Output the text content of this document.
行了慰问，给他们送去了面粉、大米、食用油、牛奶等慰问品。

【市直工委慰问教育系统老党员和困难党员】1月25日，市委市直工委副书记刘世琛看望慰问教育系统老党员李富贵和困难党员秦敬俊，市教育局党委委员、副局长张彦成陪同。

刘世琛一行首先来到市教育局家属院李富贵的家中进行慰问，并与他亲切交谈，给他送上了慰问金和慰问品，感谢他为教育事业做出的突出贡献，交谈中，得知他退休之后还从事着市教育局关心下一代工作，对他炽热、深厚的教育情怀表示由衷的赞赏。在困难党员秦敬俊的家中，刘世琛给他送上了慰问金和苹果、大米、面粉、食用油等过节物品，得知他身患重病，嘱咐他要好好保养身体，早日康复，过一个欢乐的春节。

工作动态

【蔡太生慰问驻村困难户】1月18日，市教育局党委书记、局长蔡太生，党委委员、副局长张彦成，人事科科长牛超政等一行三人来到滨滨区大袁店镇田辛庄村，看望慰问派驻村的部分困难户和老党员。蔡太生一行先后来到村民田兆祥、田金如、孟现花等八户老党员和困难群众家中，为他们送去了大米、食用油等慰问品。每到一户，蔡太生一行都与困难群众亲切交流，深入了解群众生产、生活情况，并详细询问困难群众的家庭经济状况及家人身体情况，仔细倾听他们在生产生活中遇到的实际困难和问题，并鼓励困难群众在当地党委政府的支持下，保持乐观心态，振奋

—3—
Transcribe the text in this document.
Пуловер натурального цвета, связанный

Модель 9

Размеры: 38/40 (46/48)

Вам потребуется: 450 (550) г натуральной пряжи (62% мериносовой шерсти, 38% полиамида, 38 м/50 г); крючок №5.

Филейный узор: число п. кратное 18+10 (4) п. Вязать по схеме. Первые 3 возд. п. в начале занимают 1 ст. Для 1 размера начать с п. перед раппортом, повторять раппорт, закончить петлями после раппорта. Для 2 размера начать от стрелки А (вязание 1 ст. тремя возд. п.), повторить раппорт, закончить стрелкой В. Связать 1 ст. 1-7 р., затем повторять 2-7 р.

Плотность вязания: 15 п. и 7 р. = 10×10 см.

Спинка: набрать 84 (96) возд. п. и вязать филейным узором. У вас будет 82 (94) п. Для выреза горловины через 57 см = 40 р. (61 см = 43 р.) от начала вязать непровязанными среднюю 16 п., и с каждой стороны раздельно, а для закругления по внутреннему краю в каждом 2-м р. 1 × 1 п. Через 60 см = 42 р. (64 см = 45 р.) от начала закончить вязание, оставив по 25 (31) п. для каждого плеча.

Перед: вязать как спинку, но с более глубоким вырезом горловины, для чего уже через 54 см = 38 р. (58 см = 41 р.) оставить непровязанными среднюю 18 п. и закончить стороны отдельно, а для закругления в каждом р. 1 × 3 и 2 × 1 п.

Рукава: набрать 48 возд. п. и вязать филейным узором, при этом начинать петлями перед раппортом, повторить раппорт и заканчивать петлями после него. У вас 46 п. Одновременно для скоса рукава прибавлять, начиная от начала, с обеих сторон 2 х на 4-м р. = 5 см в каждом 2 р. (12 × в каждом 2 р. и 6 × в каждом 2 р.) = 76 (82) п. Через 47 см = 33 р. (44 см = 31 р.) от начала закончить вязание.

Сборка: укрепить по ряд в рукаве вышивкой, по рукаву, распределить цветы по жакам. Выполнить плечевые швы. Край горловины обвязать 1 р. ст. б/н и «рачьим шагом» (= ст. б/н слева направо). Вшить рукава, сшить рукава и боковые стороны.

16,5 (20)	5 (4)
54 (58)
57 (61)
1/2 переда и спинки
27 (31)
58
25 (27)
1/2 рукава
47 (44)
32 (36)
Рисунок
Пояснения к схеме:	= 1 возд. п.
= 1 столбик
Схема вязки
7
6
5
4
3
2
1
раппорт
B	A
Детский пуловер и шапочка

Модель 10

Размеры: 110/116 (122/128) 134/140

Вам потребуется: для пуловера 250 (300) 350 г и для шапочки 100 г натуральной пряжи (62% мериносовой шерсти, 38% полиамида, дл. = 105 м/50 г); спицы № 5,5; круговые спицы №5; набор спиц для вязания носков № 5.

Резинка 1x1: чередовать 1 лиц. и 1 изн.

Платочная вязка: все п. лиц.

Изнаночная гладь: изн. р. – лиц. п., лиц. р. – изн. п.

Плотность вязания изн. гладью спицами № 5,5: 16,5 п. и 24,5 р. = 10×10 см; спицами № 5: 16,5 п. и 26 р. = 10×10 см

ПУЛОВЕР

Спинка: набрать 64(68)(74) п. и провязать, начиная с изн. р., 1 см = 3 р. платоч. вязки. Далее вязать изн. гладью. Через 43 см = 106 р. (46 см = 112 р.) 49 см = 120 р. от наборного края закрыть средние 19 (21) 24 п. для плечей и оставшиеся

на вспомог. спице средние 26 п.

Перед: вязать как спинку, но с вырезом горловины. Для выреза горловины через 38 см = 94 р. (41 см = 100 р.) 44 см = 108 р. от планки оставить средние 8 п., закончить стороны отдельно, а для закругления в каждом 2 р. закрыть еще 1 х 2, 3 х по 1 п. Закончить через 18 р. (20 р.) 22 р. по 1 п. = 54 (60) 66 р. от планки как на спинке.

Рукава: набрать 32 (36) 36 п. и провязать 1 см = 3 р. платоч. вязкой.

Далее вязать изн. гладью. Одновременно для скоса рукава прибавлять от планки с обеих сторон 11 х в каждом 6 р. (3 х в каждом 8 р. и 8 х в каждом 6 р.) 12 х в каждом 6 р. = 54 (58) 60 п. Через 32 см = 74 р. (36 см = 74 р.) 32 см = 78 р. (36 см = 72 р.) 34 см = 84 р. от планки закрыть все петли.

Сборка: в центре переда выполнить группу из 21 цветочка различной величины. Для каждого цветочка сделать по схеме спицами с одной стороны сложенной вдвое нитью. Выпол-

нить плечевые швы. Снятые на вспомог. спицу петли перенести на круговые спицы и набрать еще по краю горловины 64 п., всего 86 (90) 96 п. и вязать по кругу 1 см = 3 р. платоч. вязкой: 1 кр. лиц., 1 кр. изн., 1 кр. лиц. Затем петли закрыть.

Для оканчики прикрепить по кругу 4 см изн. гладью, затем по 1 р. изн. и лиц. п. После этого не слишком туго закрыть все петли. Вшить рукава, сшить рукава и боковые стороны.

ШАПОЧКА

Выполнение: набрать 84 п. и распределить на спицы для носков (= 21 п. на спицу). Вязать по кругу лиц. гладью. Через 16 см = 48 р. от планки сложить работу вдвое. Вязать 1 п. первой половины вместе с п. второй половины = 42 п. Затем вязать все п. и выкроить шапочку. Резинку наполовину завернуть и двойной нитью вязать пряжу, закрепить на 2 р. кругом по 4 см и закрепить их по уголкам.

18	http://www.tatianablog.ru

* **SHORT PROBLEM**
Reproduce each entry from the records above, character for character.

* **EXERCISE SOLUTION**
Output the text content of this document.
行了慰问，给他们送去了面粉、大米、食用油、牛奶等慰问品。

【市直工委慰问教育系统老党员和困难党员】1月25日，市委市直工委副书记刘世琛看望慰问教育系统老党员李富贵和困难党员秦敬俊，市教育局党委委员、副局长张彦成陪同。

刘世琛一行首先来到市教育局家属院李富贵的家中进行慰问，并与他亲切交谈，给他送上了慰问金和慰问品，感谢他为教育事业做出的突出贡献，交谈中，得知他退休之后还从事着市教育局关心下一代工作，对他炽热、深厚的教育情怀表示由衷的赞赏。在困难党员秦敬俊的家中，刘世琛给他送上了慰问金和苹果、大米、面粉、食用油等过节物品，得知他身患重病，嘱咐他要好好保养身体，早日康复，过一个欢乐的春节。

工作动态

【蔡太生慰问驻村困难户】1月18日，市教育局党委书记、局长蔡太生，党委委员、副局长张彦成，人事科科长牛超政等一行三人来到滨滨区大袁店镇田辛庄村，看望慰问派驻村的部分困难户和老党员。蔡太生一行先后来到村民田兆祥、田金如、孟现花等八户老党员和困难群众家中，为他们送去了大米、食用油等慰问品。每到一户，蔡太生一行都与困难群众亲切交流，深入了解群众生产、生活情况，并详细询问困难群众的家庭经济状况及家人身体情况，仔细倾听他们在生产生活中遇到的实际困难和问题，并鼓励困难群众在当地党委政府的支持下，保持乐观心态，振奋

—3—
Transcribe the text in this document.
Пуловер натурального цвета, связанный

Модель 9

Размеры: 38/40 (46/48)

Вам потребуется: 450 (550) г натуральной пряжи (62% мериносовой шерсти, 38% полиамида, 38 м/50 г); крючок №5.

Филейный узор: число п. кратное 18+10 (4) п. Вязать по схеме. Первые 3 возд. п. в начале занимают 1 ст. Для 1 размера начать с п. перед раппортом, повторять раппорт, закончить петлями после раппорта. Для 2 размера начать от стрелки А (вязание 1 ст. тремя возд. п.), повторить раппорт, закончить стрелкой В. Связать 1 ст. 1-7 р., затем повторять 2-7 р.

Плотность вязания: 15 п. и 7 р. = 10×10 см.

Спинка: набрать 84 (96) возд. п. и вязать филейным узором. У вас будет 82 (94) п. Для выреза горловины через 57 см = 40 р. (61 см = 43 р.) от начала вязать непровязанными среднюю 16 п., и с каждой стороны раздельно, а для закругления по внутреннему краю в каждом 2-м р. 1 × 1 п. Через 60 см = 42 р. (64 см = 45 р.) от начала закончить вязание, оставив по 25 (31) п. для каждого плеча.

Перед: вязать как спинку, но с более глубоким вырезом горловины, для чего уже через 54 см = 38 р. (58 см = 41 р.) оставить непровязанными среднюю 18 п. и закончить стороны отдельно, а для закругления в каждом р. 1 × 3 и 2 × 1 п.

Рукава: набрать 48 возд. п. и вязать филейным узором, при этом начинать петлями перед раппортом, повторить раппорт и заканчивать петлями после него. У вас 46 п. Одновременно для скоса рукава прибавлять, начиная от начала, с обеих сторон 2 х на 4-м р. = 5 см в каждом 2 р. (12 × в каждом 2 р. и 6 × в каждом 2 р.) = 76 (82) п. Через 47 см = 33 р. (44 см = 31 р.) от начала закончить вязание.

Сборка: укрепить по ряд в рукаве вышивкой, по рукаву, распределить цветы по жакам. Выполнить плечевые швы. Край горловины обвязать 1 р. ст. б/н и «рачьим шагом» (= ст. б/н слева направо). Вшить рукава, сшить рукава и боковые стороны.

16,5 (20)	5 (4)
54 (58)
57 (61)
1/2 переда и спинки
27 (31)
58
25 (27)
1/2 рукава
47 (44)
32 (36)
Рисунок
Пояснения к схеме:	= 1 возд. п.
= 1 столбик
Схема вязки
7
6
5
4
3
2
1
раппорт
B	A
Детский пуловер и шапочка

Модель 10

Размеры: 110/116 (122/128) 134/140

Вам потребуется: для пуловера 250 (300) 350 г и для шапочки 100 г натуральной пряжи (62% мериносовой шерсти, 38% полиамида, дл. = 105 м/50 г); спицы № 5,5; круговые спицы №5; набор спиц для вязания носков № 5.

Резинка 1x1: чередовать 1 лиц. и 1 изн.

Платочная вязка: все п. лиц.

Изнаночная гладь: изн. р. – лиц. п., лиц. р. – изн. п.

Плотность вязания изн. гладью спицами № 5,5: 16,5 п. и 24,5 р. = 10×10 см; спицами № 5: 16,5 п. и 26 р. = 10×10 см

ПУЛОВЕР

Спинка: набрать 64(68)(74) п. и провязать, начиная с изн. р., 1 см = 3 р. платоч. вязки. Далее вязать изн. гладью. Через 43 см = 106 р. (46 см = 112 р.) 49 см = 120 р. от наборного края закрыть средние 19 (21) 24 п. для плечей и оставшиеся

на вспомог. спице средние 26 п.

Перед: вязать как спинку, но с вырезом горловины. Для выреза горловины через 38 см = 94 р. (41 см = 100 р.) 44 см = 108 р. от планки оставить средние 8 п., закончить стороны отдельно, а для закругления в каждом 2 р. закрыть еще 1 х 2, 3 х по 1 п. Закончить через 18 р. (20 р.) 22 р. по 1 п. = 54 (60) 66 р. от планки как на спинке.

Рукава: набрать 32 (36) 36 п. и провязать 1 см = 3 р. платоч. вязкой.

Далее вязать изн. гладью. Одновременно для скоса рукава прибавлять от планки с обеих сторон 11 х в каждом 6 р. (3 х в каждом 8 р. и 8 х в каждом 6 р.) 12 х в каждом 6 р. = 54 (58) 60 п. Через 32 см = 74 р. (36 см = 74 р.) 32 см = 78 р. (36 см = 72 р.) 34 см = 84 р. от планки закрыть все петли.

Сборка: в центре переда выполнить группу из 21 цветочка различной величины. Для каждого цветочка сделать по схеме спицами с одной стороны сложенной вдвое нитью. Выпол-

нить плечевые швы. Снятые на вспомог. спицу петли перенести на круговые спицы и набрать еще по краю горловины 64 п., всего 86 (90) 96 п. и вязать по кругу 1 см = 3 р. платоч. вязкой: 1 кр. лиц., 1 кр. изн., 1 кр. лиц. Затем петли закрыть.

Для оканчики прикрепить по кругу 4 см изн. гладью, затем по 1 р. изн. и лиц. п. После этого не слишком туго закрыть все петли. Вшить рукава, сшить рукава и боковые стороны.

ШАПОЧКА

Выполнение: набрать 84 п. и распределить на спицы для носков (= 21 п. на спицу). Вязать по кругу лиц. гладью. Через 16 см = 48 р. от планки сложить работу вдвое. Вязать 1 п. первой половины вместе с п. второй половины = 42 п. Затем вязать все п. и выкроить шапочку. Резинку наполовину завернуть и двойной нитью вязать пряжу, закрепить на 2 р. кругом по 4 см и закрепить их по уголкам.

18	http://www.tatianablog.ru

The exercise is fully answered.